--- START ---

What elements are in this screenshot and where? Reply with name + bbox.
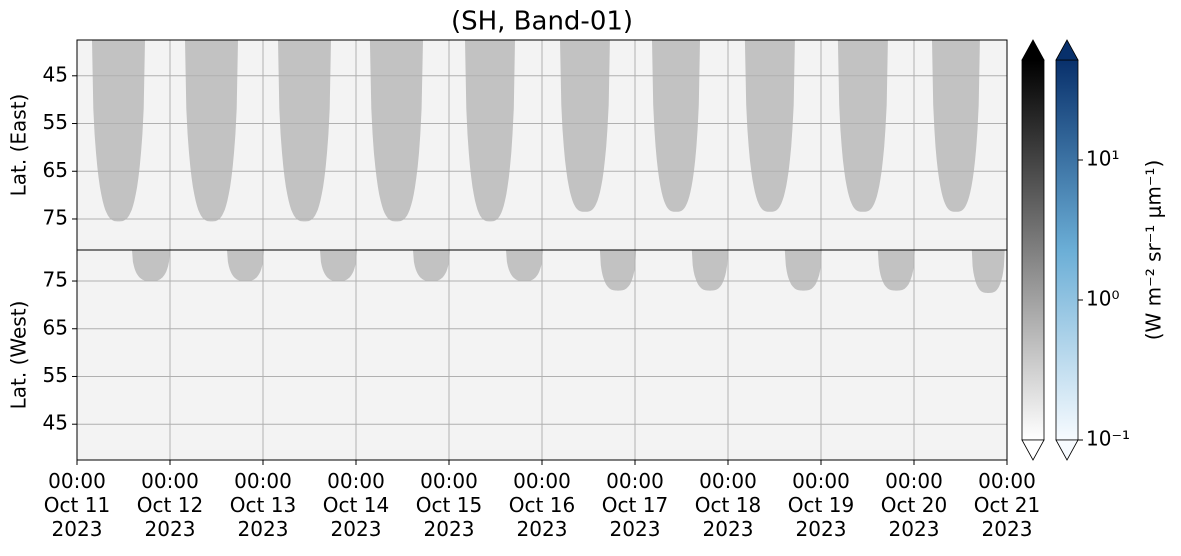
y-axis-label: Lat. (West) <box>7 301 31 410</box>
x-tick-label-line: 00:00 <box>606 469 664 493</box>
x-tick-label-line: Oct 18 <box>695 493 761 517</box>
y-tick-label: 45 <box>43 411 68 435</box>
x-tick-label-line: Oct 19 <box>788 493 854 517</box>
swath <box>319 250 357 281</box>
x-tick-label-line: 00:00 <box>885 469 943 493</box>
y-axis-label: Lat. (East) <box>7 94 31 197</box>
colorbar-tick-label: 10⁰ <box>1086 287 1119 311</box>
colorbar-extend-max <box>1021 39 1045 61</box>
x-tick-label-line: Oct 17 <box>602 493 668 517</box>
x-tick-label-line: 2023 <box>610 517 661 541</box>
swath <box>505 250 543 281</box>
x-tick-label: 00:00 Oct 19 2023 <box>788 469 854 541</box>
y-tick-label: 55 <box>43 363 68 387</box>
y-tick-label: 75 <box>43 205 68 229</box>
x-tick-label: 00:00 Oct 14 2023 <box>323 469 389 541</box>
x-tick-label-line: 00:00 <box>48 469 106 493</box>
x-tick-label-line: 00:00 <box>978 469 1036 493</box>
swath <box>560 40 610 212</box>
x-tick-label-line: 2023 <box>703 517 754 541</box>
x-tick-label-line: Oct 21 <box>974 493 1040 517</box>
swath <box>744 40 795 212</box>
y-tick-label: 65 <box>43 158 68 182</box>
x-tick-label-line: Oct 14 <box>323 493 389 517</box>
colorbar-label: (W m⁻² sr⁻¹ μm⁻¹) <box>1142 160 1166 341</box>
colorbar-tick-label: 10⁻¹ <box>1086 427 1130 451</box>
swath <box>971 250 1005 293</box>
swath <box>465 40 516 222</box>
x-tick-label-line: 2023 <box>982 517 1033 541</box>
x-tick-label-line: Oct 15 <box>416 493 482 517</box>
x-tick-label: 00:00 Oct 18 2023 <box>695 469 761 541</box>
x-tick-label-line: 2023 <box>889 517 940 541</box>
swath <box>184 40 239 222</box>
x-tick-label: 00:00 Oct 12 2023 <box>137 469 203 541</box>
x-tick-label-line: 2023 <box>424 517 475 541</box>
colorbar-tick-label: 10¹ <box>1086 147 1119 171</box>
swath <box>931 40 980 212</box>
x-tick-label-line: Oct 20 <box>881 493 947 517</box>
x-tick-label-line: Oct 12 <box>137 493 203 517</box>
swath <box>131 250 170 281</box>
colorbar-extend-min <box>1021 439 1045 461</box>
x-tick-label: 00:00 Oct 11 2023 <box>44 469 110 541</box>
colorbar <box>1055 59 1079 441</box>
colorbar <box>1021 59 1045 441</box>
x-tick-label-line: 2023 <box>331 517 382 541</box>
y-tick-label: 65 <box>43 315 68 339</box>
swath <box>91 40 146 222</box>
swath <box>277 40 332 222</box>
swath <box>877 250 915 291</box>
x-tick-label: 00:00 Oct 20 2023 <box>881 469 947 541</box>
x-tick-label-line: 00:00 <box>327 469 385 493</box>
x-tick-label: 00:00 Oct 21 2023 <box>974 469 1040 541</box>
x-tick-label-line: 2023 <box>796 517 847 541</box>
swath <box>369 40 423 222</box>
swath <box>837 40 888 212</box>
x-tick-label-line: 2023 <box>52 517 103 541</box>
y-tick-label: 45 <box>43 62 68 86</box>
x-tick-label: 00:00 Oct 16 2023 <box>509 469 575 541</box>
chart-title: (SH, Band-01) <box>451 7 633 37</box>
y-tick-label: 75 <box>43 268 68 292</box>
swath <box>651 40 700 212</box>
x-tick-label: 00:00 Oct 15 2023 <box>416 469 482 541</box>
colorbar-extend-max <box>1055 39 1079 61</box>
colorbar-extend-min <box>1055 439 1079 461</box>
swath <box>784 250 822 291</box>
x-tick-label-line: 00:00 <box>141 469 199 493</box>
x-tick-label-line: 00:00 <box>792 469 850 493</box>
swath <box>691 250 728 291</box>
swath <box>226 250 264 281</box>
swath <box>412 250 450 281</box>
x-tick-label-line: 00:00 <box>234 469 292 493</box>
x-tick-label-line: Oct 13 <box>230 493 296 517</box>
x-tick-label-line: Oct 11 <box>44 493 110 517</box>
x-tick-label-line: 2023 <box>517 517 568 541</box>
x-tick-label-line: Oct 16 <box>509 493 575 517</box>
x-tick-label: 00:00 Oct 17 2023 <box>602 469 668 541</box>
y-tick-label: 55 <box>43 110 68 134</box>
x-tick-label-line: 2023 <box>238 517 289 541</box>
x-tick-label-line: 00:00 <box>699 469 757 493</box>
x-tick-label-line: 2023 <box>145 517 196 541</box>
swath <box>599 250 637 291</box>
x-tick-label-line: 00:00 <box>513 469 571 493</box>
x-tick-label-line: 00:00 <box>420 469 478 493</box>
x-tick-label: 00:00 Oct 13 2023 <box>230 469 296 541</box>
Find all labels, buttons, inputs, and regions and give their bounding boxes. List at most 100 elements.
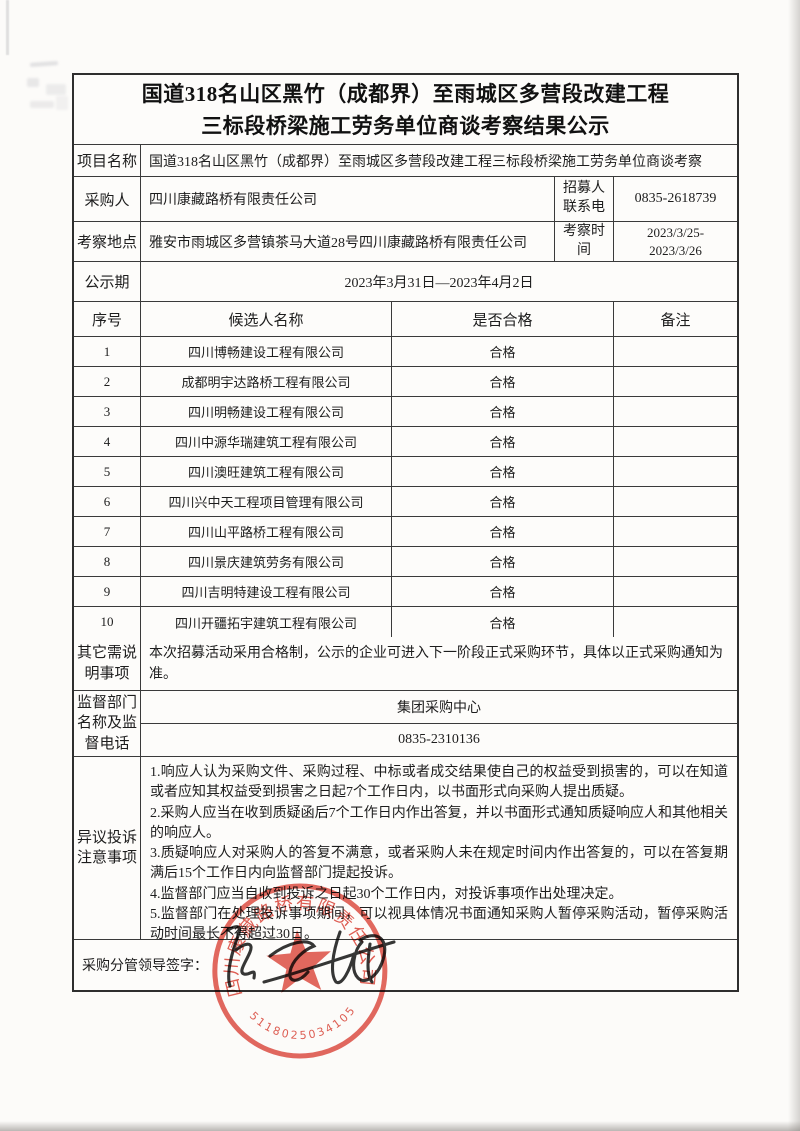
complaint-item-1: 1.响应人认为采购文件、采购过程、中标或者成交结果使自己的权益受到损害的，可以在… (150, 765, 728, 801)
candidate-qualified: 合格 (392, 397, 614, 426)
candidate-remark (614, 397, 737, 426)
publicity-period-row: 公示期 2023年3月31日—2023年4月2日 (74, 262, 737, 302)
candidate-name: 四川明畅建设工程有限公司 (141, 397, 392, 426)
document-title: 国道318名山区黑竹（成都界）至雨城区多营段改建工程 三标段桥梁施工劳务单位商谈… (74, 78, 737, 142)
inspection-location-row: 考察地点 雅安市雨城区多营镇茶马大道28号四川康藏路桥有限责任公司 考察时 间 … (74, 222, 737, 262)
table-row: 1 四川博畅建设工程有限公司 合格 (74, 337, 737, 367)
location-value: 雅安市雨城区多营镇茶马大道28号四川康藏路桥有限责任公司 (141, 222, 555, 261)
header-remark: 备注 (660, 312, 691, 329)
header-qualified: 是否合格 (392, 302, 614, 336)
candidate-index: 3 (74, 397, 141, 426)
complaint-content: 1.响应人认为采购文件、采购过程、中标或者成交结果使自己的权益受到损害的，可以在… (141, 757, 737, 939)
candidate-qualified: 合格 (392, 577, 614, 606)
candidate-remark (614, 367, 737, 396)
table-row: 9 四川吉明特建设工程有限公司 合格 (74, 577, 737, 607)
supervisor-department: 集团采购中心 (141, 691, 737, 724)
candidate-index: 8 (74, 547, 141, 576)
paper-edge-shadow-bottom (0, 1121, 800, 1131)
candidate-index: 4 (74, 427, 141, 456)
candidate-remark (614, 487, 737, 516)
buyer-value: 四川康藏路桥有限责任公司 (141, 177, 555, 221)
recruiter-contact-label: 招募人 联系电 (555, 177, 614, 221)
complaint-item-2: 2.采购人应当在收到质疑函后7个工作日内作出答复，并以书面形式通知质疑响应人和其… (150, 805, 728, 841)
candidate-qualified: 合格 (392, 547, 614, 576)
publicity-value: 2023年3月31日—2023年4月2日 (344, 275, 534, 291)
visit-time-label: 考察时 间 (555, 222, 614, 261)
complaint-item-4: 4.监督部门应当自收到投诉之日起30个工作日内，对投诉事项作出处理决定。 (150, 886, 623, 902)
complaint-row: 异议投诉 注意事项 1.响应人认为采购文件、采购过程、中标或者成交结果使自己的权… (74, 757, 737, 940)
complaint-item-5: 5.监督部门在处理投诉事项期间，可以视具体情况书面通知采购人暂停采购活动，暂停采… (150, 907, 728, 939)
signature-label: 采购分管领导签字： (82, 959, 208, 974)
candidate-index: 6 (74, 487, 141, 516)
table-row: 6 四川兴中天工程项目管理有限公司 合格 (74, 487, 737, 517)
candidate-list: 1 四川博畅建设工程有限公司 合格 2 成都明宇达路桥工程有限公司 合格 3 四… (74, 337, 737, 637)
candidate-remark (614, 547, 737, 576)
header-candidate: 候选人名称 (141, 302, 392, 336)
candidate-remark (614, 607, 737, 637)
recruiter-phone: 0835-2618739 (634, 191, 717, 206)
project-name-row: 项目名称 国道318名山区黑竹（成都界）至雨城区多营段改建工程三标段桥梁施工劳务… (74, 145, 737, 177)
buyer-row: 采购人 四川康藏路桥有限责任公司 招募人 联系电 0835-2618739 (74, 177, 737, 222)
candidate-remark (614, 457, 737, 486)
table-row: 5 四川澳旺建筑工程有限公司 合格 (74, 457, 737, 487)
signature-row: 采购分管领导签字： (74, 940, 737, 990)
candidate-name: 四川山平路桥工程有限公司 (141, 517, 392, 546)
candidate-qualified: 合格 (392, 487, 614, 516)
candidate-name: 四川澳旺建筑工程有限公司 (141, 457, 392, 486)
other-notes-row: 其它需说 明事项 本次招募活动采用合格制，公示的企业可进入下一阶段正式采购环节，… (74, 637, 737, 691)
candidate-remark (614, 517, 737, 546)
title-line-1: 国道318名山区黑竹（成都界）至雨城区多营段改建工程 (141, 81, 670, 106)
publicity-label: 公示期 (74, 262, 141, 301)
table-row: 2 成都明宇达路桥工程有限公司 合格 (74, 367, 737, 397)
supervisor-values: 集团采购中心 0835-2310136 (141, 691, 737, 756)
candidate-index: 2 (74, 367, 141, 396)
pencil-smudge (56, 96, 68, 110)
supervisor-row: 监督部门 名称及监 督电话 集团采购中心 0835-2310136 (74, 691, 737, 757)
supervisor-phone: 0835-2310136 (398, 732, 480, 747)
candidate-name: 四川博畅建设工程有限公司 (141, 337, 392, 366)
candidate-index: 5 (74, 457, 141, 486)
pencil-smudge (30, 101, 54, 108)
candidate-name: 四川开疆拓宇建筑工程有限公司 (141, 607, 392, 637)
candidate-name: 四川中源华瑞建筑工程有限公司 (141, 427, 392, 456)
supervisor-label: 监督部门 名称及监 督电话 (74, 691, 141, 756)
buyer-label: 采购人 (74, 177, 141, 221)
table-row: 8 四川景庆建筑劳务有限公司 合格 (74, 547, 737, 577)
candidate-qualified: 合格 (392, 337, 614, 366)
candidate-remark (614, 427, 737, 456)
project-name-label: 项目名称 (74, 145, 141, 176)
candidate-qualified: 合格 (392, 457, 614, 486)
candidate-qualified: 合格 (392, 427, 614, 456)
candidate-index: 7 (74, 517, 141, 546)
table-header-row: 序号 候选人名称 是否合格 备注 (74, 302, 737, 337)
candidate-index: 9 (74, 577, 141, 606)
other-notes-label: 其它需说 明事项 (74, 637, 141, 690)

--- END ---

TASK OBJECTIVE:
Starting at the line in the records that contains "765, 728, 801)" and ending at the line that contains "document-title: 国道318名山区黑竹（成都界）至雨城区多营段改建工程 三标段桥梁施工劳务单位商谈…", lay out those lines as a JSON list of strings, one string per line and no blank lines.

FULL ANSWER:
[
  "complaint-item-1: 1.响应人认为采购文件、采购过程、中标或者成交结果使自己的权益受到损害的，可以在… (150, 765, 728, 801)",
  "candidate-qualified: 合格 (392, 397, 614, 426)",
  "candidate-remark (614, 397, 737, 426)",
  "publicity-period-row: 公示期 2023年3月31日—2023年4月2日 (74, 262, 737, 302)",
  "candidate-name: 四川明畅建设工程有限公司 (141, 397, 392, 426)",
  "document-title: 国道318名山区黑竹（成都界）至雨城区多营段改建工程 三标段桥梁施工劳务单位商谈… (74, 78, 737, 142)"
]